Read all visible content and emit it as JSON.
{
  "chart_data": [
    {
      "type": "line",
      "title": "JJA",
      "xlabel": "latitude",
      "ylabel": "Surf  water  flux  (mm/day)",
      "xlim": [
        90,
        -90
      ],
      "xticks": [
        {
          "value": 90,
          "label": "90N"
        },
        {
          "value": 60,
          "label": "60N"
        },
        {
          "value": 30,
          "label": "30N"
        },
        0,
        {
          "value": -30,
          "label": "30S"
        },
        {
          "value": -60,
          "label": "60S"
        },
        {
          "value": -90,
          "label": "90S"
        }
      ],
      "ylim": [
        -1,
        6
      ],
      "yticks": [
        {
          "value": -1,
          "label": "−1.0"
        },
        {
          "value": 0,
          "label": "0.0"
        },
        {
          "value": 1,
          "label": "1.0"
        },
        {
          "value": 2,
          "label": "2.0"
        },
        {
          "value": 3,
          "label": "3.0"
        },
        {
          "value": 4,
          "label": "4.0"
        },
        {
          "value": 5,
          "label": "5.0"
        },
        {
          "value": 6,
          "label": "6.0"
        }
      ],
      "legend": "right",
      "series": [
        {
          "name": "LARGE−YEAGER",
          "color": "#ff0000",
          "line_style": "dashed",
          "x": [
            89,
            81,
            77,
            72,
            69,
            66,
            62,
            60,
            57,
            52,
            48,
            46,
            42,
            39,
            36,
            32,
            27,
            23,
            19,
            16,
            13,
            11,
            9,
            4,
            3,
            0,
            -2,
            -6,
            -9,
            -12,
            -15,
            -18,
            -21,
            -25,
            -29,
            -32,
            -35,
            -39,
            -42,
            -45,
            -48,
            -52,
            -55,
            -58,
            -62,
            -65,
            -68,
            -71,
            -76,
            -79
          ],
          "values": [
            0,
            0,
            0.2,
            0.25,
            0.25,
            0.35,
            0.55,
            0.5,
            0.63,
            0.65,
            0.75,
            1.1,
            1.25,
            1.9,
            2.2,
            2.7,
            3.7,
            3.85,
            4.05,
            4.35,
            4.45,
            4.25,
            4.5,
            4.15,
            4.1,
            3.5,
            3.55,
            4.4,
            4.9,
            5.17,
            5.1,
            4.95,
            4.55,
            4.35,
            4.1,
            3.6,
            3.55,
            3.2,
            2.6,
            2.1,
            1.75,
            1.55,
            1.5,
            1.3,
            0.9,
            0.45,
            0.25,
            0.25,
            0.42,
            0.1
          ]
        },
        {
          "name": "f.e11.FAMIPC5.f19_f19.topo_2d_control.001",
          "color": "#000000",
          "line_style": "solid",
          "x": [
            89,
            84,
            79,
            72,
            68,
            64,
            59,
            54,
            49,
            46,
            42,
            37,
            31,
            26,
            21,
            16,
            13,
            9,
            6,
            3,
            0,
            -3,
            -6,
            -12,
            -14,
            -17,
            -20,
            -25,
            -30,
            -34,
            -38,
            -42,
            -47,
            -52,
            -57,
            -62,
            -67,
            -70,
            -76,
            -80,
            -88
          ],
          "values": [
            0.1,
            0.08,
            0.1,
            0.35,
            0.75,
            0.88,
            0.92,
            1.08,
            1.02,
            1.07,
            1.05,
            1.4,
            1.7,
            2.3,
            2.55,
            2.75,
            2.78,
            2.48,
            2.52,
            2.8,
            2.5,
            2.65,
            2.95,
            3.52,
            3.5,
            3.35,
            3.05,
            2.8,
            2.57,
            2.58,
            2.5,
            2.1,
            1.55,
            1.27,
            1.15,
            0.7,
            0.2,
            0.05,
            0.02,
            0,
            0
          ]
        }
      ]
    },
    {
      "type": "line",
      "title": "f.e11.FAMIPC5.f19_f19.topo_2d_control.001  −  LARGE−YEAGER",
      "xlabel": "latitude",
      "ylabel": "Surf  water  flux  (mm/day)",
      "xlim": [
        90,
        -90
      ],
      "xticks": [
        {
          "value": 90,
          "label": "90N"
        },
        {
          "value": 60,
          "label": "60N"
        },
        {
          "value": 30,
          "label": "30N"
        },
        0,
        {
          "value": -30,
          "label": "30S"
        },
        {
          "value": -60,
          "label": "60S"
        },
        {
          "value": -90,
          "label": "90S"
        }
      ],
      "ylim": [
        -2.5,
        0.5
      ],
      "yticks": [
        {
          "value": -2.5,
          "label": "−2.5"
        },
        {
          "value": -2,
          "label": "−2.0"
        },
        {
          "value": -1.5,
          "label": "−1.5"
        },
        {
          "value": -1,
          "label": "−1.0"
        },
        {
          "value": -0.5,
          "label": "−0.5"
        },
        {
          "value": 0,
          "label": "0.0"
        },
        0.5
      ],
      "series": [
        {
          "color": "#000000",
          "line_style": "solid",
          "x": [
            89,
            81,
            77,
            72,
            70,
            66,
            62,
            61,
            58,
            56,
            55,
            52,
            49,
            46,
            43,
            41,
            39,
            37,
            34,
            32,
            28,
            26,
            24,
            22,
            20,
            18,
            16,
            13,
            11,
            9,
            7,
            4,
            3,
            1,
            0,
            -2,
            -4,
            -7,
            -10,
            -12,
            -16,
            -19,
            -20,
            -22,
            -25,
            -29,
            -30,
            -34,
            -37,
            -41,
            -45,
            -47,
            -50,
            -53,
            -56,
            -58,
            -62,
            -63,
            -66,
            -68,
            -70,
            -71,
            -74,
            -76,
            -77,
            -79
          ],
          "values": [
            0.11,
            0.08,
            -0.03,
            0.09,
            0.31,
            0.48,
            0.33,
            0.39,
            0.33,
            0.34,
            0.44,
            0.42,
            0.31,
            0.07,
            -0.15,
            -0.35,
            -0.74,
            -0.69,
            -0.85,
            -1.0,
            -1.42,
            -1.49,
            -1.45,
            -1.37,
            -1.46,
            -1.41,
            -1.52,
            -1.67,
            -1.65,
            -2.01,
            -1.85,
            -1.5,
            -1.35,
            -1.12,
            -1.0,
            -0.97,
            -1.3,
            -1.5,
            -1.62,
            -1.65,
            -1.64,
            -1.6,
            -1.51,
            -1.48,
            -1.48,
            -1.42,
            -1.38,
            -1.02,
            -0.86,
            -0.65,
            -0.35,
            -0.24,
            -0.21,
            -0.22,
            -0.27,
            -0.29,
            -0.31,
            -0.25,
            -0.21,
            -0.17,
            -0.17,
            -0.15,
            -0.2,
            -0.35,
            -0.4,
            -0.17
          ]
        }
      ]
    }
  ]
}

===

WHAT TO DO: Among the entries above, identify all lines with "YEAGER" and copy them.

COMPLETE RESPONSE:
          "name": "LARGE−YEAGER",
      "title": "f.e11.FAMIPC5.f19_f19.topo_2d_control.001  −  LARGE−YEAGER",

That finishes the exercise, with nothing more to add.